[Collected data]
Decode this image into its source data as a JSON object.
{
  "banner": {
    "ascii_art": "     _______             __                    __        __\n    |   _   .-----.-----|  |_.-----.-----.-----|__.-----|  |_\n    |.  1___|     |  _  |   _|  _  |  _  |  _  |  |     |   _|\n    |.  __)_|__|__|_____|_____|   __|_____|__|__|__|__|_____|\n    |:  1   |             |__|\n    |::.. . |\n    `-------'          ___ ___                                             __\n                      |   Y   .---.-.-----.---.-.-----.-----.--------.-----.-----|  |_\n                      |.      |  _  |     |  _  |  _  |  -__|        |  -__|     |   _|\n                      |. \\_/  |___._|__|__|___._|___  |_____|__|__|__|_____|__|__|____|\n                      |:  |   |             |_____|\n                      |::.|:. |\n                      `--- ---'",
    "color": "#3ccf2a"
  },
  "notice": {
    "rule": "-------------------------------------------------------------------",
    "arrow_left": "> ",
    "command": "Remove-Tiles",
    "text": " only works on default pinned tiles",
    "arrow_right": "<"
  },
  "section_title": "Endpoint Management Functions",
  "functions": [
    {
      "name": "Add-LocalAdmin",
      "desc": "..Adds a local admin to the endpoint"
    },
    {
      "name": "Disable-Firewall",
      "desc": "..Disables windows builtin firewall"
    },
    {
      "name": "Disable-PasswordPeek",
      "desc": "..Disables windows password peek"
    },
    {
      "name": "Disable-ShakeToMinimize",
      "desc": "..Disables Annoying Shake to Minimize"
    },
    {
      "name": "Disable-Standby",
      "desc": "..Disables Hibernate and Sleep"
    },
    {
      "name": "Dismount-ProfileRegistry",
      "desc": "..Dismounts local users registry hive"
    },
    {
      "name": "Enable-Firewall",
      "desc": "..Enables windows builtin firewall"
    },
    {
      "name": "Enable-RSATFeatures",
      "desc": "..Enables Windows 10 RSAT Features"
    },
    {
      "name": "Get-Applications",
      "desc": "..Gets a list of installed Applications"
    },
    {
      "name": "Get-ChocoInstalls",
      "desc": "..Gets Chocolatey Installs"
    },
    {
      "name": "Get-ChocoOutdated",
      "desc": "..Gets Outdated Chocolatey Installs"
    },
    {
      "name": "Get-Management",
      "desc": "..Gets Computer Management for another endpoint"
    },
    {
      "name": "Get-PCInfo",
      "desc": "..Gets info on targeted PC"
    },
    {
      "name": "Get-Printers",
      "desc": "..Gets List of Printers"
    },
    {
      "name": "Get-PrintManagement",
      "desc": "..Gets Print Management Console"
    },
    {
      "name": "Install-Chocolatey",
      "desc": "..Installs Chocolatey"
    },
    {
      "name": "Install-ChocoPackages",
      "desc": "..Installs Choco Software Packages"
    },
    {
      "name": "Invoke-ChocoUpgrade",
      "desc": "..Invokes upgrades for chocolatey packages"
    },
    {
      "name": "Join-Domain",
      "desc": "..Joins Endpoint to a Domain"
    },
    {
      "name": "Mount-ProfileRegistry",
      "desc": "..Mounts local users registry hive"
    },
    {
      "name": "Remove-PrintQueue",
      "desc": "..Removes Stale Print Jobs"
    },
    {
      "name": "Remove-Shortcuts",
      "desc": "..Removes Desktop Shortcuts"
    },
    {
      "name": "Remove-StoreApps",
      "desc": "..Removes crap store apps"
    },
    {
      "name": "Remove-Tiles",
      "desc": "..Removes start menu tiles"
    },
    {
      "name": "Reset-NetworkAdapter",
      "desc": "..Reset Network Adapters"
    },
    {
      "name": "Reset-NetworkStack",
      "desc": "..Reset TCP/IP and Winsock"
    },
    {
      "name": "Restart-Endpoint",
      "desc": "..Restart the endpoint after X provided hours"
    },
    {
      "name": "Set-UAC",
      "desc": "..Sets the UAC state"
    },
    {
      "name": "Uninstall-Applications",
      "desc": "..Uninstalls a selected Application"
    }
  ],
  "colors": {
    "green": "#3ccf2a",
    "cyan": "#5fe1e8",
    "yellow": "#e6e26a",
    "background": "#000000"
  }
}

■ WRITTEN EXERCISE:
All the entries above need to be reproduced exactly.

■ CORRECT RESULT:
Decode this image into its source data as a JSON object.
{
  "banner": {
    "ascii_art": "     _______             __                    __        __\n    |   _   .-----.-----|  |_.-----.-----.-----|__.-----|  |_\n    |.  1___|     |  _  |   _|  _  |  _  |  _  |  |     |   _|\n    |.  __)_|__|__|_____|_____|   __|_____|__|__|__|__|_____|\n    |:  1   |             |__|\n    |::.. . |\n    `-------'          ___ ___                                             __\n                      |   Y   .---.-.-----.---.-.-----.-----.--------.-----.-----|  |_\n                      |.      |  _  |     |  _  |  _  |  -__|        |  -__|     |   _|\n                      |. \\_/  |___._|__|__|___._|___  |_____|__|__|__|_____|__|__|____|\n                      |:  |   |             |_____|\n                      |::.|:. |\n                      `--- ---'",
    "color": "#3ccf2a"
  },
  "notice": {
    "rule": "-------------------------------------------------------------------",
    "arrow_left": "> ",
    "command": "Remove-Tiles",
    "text": " only works on default pinned tiles",
    "arrow_right": "<"
  },
  "section_title": "Endpoint Management Functions",
  "functions": [
    {
      "name": "Add-LocalAdmin",
      "desc": "..Adds a local admin to the endpoint"
    },
    {
      "name": "Disable-Firewall",
      "desc": "..Disables windows builtin firewall"
    },
    {
      "name": "Disable-PasswordPeek",
      "desc": "..Disables windows password peek"
    },
    {
      "name": "Disable-ShakeToMinimize",
      "desc": "..Disables Annoying Shake to Minimize"
    },
    {
      "name": "Disable-Standby",
      "desc": "..Disables Hibernate and Sleep"
    },
    {
      "name": "Dismount-ProfileRegistry",
      "desc": "..Dismounts local users registry hive"
    },
    {
      "name": "Enable-Firewall",
      "desc": "..Enables windows builtin firewall"
    },
    {
      "name": "Enable-RSATFeatures",
      "desc": "..Enables Windows 10 RSAT Features"
    },
    {
      "name": "Get-Applications",
      "desc": "..Gets a list of installed Applications"
    },
    {
      "name": "Get-ChocoInstalls",
      "desc": "..Gets Chocolatey Installs"
    },
    {
      "name": "Get-ChocoOutdated",
      "desc": "..Gets Outdated Chocolatey Installs"
    },
    {
      "name": "Get-Management",
      "desc": "..Gets Computer Management for another endpoint"
    },
    {
      "name": "Get-PCInfo",
      "desc": "..Gets info on targeted PC"
    },
    {
      "name": "Get-Printers",
      "desc": "..Gets List of Printers"
    },
    {
      "name": "Get-PrintManagement",
      "desc": "..Gets Print Management Console"
    },
    {
      "name": "Install-Chocolatey",
      "desc": "..Installs Chocolatey"
    },
    {
      "name": "Install-ChocoPackages",
      "desc": "..Installs Choco Software Packages"
    },
    {
      "name": "Invoke-ChocoUpgrade",
      "desc": "..Invokes upgrades for chocolatey packages"
    },
    {
      "name": "Join-Domain",
      "desc": "..Joins Endpoint to a Domain"
    },
    {
      "name": "Mount-ProfileRegistry",
      "desc": "..Mounts local users registry hive"
    },
    {
      "name": "Remove-PrintQueue",
      "desc": "..Removes Stale Print Jobs"
    },
    {
      "name": "Remove-Shortcuts",
      "desc": "..Removes Desktop Shortcuts"
    },
    {
      "name": "Remove-StoreApps",
      "desc": "..Removes crap store apps"
    },
    {
      "name": "Remove-Tiles",
      "desc": "..Removes start menu tiles"
    },
    {
      "name": "Reset-NetworkAdapter",
      "desc": "..Reset Network Adapters"
    },
    {
      "name": "Reset-NetworkStack",
      "desc": "..Reset TCP/IP and Winsock"
    },
    {
      "name": "Restart-Endpoint",
      "desc": "..Restart the endpoint after X provided hours"
    },
    {
      "name": "Set-UAC",
      "desc": "..Sets the UAC state"
    },
    {
      "name": "Uninstall-Applications",
      "desc": "..Uninstalls a selected Application"
    }
  ],
  "colors": {
    "green": "#3ccf2a",
    "cyan": "#5fe1e8",
    "yellow": "#e6e26a",
    "background": "#000000"
  }
}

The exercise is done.